▼

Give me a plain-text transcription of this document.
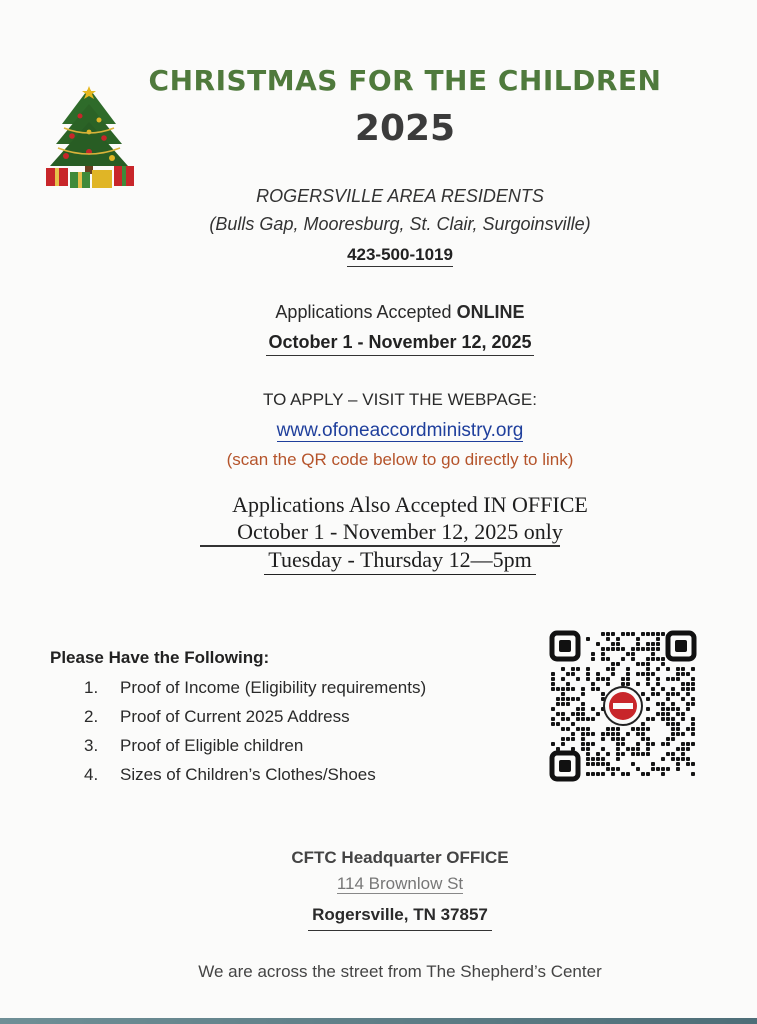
CHRISTMAS FOR THE CHILDREN
2025
ROGERSVILLE AREA RESIDENTS
(Bulls Gap, Mooresburg, St. Clair, Surgoinsville)
423-500-1019
Applications Accepted ONLINE
October 1 - November 12, 2025
TO APPLY – VISIT THE WEBPAGE:
www.ofoneaccordministry.org
(scan the QR code below to go directly to link)
Applications Also Accepted IN OFFICE
October 1 - November 12, 2025 only
Tuesday - Thursday 12—5pm
Please Have the Following:
1. Proof of Income (Eligibility requirements)
2. Proof of Current 2025 Address
3. Proof of Eligible children
4. Sizes of Children’s Clothes/Shoes
CFTC Headquarter OFFICE
114 Brownlow St
Rogersville, TN 37857
We are across the street from The Shepherd’s Center
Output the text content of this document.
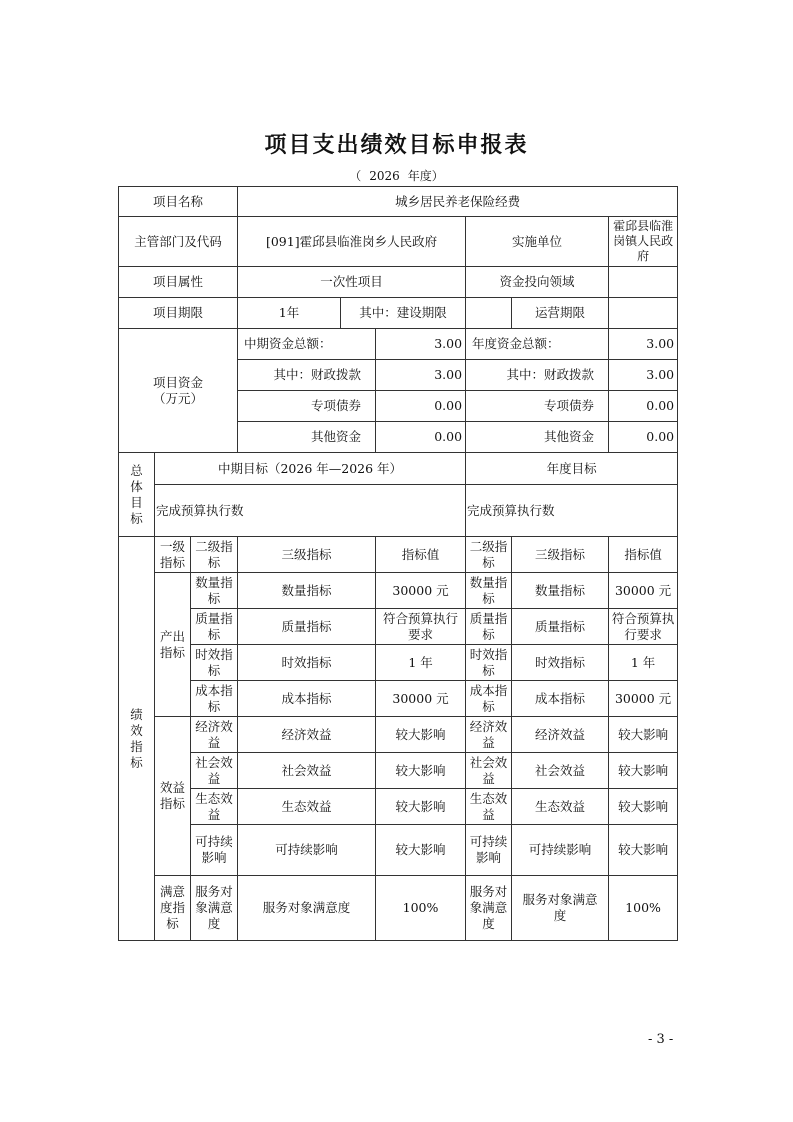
项目支出绩效目标申报表
（ 2026 年度）
项目名称			城乡居民养老保险经费					
主管部门及代码			[091]霍邱县临淮岗乡人民政府			实施单位		霍邱县临淮岗镇人民政府
项目属性			一次性项目			资金投向领域		
项目期限			1年	其中：建设期限			运营期限	

项目资金
（万元）			中期资金总额：		3.00	年度资金总额：		3.00
			其中：财政拨款		3.00	其中：财政拨款		3.00
			专项债券		0.00	专项债券		0.00
			其他资金		0.00	其他资金		0.00
总体目标	中期目标（2026 年—2026 年）					年度目标		
	完成预算执行数					完成预算执行数		
绩效指标	一级指标	二级指标	三级指标		指标值	二级指标	三级指标	指标值
	产出指标	数量指标	数量指标		30000 元	数量指标	数量指标	30000 元
		质量指标	质量指标		符合预算执行要求	质量指标	质量指标	符合预算执行要求
		时效指标	时效指标		1 年	时效指标	时效指标	1 年
		成本指标	成本指标		30000 元	成本指标	成本指标	30000 元
	效益指标	经济效益	经济效益		较大影响	经济效益	经济效益	较大影响
		社会效益	社会效益		较大影响	社会效益	社会效益	较大影响
		生态效益	生态效益		较大影响	生态效益	生态效益	较大影响
		可持续影响	可持续影响		较大影响	可持续影响	可持续影响	较大影响
	满意度指标	服务对象满意度	服务对象满意度		100%	服务对象满意度	服务对象满意度	100%
- 3 -
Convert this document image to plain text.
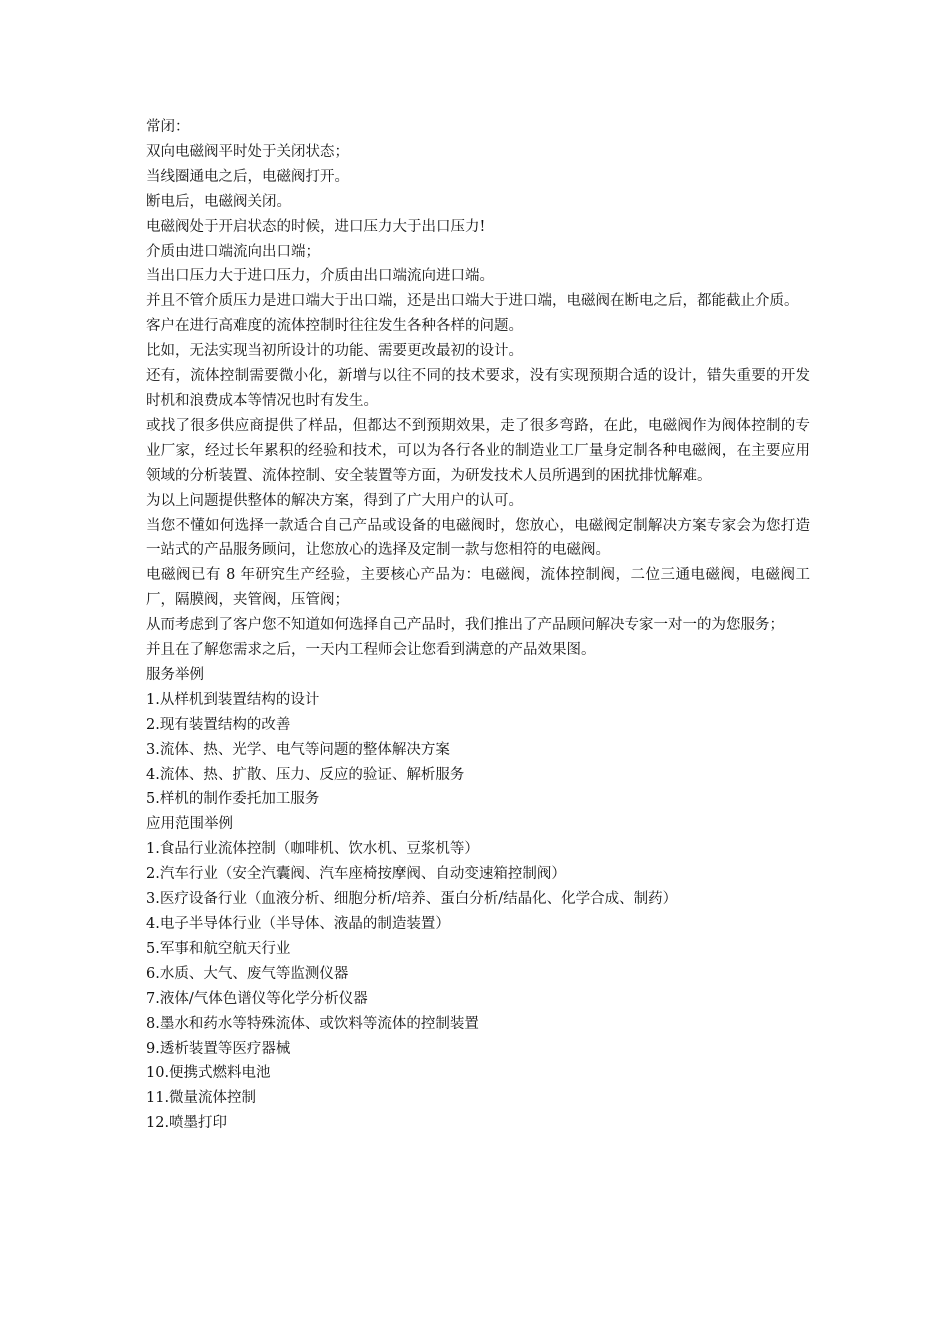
常闭：

双向电磁阀平时处于关闭状态；

当线圈通电之后，电磁阀打开。

断电后，电磁阀关闭。

电磁阀处于开启状态的时候，进口压力大于出口压力!

介质由进口端流向出口端；

当出口压力大于进口压力，介质由出口端流向进口端。

并且不管介质压力是进口端大于出口端，还是出口端大于进口端，电磁阀在断电之后，都能截止介质。

客户在进行高难度的流体控制时往往发生各种各样的问题。

比如，无法实现当初所设计的功能、需要更改最初的设计。

还有，流体控制需要微小化，新增与以往不同的技术要求，没有实现预期合适的设计，错失重要的开发时机和浪费成本等情况也时有发生。

或找了很多供应商提供了样品，但都达不到预期效果，走了很多弯路，在此，电磁阀作为阀体控制的专业厂家，经过长年累积的经验和技术，可以为各行各业的制造业工厂量身定制各种电磁阀，在主要应用领域的分析装置、流体控制、安全装置等方面，为研发技术人员所遇到的困扰排忧解难。

为以上问题提供整体的解决方案，得到了广大用户的认可。

当您不懂如何选择一款适合自己产品或设备的电磁阀时，您放心，电磁阀定制解决方案专家会为您打造一站式的产品服务顾问，让您放心的选择及定制一款与您相符的电磁阀。

电磁阀已有 8 年研究生产经验，主要核心产品为：电磁阀，流体控制阀，二位三通电磁阀，电磁阀工厂，隔膜阀，夹管阀，压管阀；

从而考虑到了客户您不知道如何选择自己产品时，我们推出了产品顾问解决专家一对一的为您服务；

并且在了解您需求之后，一天内工程师会让您看到满意的产品效果图。

服务举例

1.从样机到装置结构的设计

2.现有装置结构的改善

3.流体、热、光学、电气等问题的整体解决方案

4.流体、热、扩散、压力、反应的验证、解析服务

5.样机的制作委托加工服务

应用范围举例

1.食品行业流体控制（咖啡机、饮水机、豆浆机等）

2.汽车行业（安全汽囊阀、汽车座椅按摩阀、自动变速箱控制阀）

3.医疗设备行业（血液分析、细胞分析/培养、蛋白分析/结晶化、化学合成、制药）

4.电子半导体行业（半导体、液晶的制造装置）

5.军事和航空航天行业

6.水质、大气、废气等监测仪器

7.液体/气体色谱仪等化学分析仪器

8.墨水和药水等特殊流体、或饮料等流体的控制装置

9.透析装置等医疗器械

10.便携式燃料电池

11.微量流体控制

12.喷墨打印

▲

TASK PROMPT:
Set down every entry word for word, but omit the pictures.

COMPLETE RESPONSE:
Give me a plain-text transcription of this document.
CHRISTMAS FOR THE CHILDREN
2025
ROGERSVILLE AREA RESIDENTS
(Bulls Gap, Mooresburg, St. Clair, Surgoinsville)
423-500-1019
Applications Accepted ONLINE
October 1 - November 12, 2025
TO APPLY – VISIT THE WEBPAGE:
www.ofoneaccordministry.org
(scan the QR code below to go directly to link)
Applications Also Accepted IN OFFICE
October 1 - November 12, 2025 only
Tuesday - Thursday 12—5pm
Please Have the Following:
1. Proof of Income (Eligibility requirements)
2. Proof of Current 2025 Address
3. Proof of Eligible children
4. Sizes of Children’s Clothes/Shoes
CFTC Headquarter OFFICE
114 Brownlow St
Rogersville, TN 37857
We are across the street from The Shepherd’s Center
Output the text content of this document.
项目支出绩效目标申报表
（ 2026 年度）
项目名称			城乡居民养老保险经费					
主管部门及代码			[091]霍邱县临淮岗乡人民政府			实施单位		霍邱县临淮岗镇人民政府
项目属性			一次性项目			资金投向领域		
项目期限			1年	其中：建设期限			运营期限	

项目资金
（万元）			中期资金总额：		3.00	年度资金总额：		3.00
			其中：财政拨款		3.00	其中：财政拨款		3.00
			专项债券		0.00	专项债券		0.00
			其他资金		0.00	其他资金		0.00
总体目标	中期目标（2026 年—2026 年）					年度目标		
	完成预算执行数					完成预算执行数		
绩效指标	一级指标	二级指标	三级指标		指标值	二级指标	三级指标	指标值
	产出指标	数量指标	数量指标		30000 元	数量指标	数量指标	30000 元
		质量指标	质量指标		符合预算执行要求	质量指标	质量指标	符合预算执行要求
		时效指标	时效指标		1 年	时效指标	时效指标	1 年
		成本指标	成本指标		30000 元	成本指标	成本指标	30000 元
	效益指标	经济效益	经济效益		较大影响	经济效益	经济效益	较大影响
		社会效益	社会效益		较大影响	社会效益	社会效益	较大影响
		生态效益	生态效益		较大影响	生态效益	生态效益	较大影响
		可持续影响	可持续影响		较大影响	可持续影响	可持续影响	较大影响
	满意度指标	服务对象满意度	服务对象满意度		100%	服务对象满意度	服务对象满意度	100%
- 3 -
Convert this document image to plain text.
常闭：

双向电磁阀平时处于关闭状态；

当线圈通电之后，电磁阀打开。

断电后，电磁阀关闭。

电磁阀处于开启状态的时候，进口压力大于出口压力!

介质由进口端流向出口端；

当出口压力大于进口压力，介质由出口端流向进口端。

并且不管介质压力是进口端大于出口端，还是出口端大于进口端，电磁阀在断电之后，都能截止介质。

客户在进行高难度的流体控制时往往发生各种各样的问题。

比如，无法实现当初所设计的功能、需要更改最初的设计。

还有，流体控制需要微小化，新增与以往不同的技术要求，没有实现预期合适的设计，错失重要的开发时机和浪费成本等情况也时有发生。

或找了很多供应商提供了样品，但都达不到预期效果，走了很多弯路，在此，电磁阀作为阀体控制的专业厂家，经过长年累积的经验和技术，可以为各行各业的制造业工厂量身定制各种电磁阀，在主要应用领域的分析装置、流体控制、安全装置等方面，为研发技术人员所遇到的困扰排忧解难。

为以上问题提供整体的解决方案，得到了广大用户的认可。

当您不懂如何选择一款适合自己产品或设备的电磁阀时，您放心，电磁阀定制解决方案专家会为您打造一站式的产品服务顾问，让您放心的选择及定制一款与您相符的电磁阀。

电磁阀已有 8 年研究生产经验，主要核心产品为：电磁阀，流体控制阀，二位三通电磁阀，电磁阀工厂，隔膜阀，夹管阀，压管阀；

从而考虑到了客户您不知道如何选择自己产品时，我们推出了产品顾问解决专家一对一的为您服务；

并且在了解您需求之后，一天内工程师会让您看到满意的产品效果图。

服务举例

1.从样机到装置结构的设计

2.现有装置结构的改善

3.流体、热、光学、电气等问题的整体解决方案

4.流体、热、扩散、压力、反应的验证、解析服务

5.样机的制作委托加工服务

应用范围举例

1.食品行业流体控制（咖啡机、饮水机、豆浆机等）

2.汽车行业（安全汽囊阀、汽车座椅按摩阀、自动变速箱控制阀）

3.医疗设备行业（血液分析、细胞分析/培养、蛋白分析/结晶化、化学合成、制药）

4.电子半导体行业（半导体、液晶的制造装置）

5.军事和航空航天行业

6.水质、大气、废气等监测仪器

7.液体/气体色谱仪等化学分析仪器

8.墨水和药水等特殊流体、或饮料等流体的控制装置

9.透析装置等医疗器械

10.便携式燃料电池

11.微量流体控制

12.喷墨打印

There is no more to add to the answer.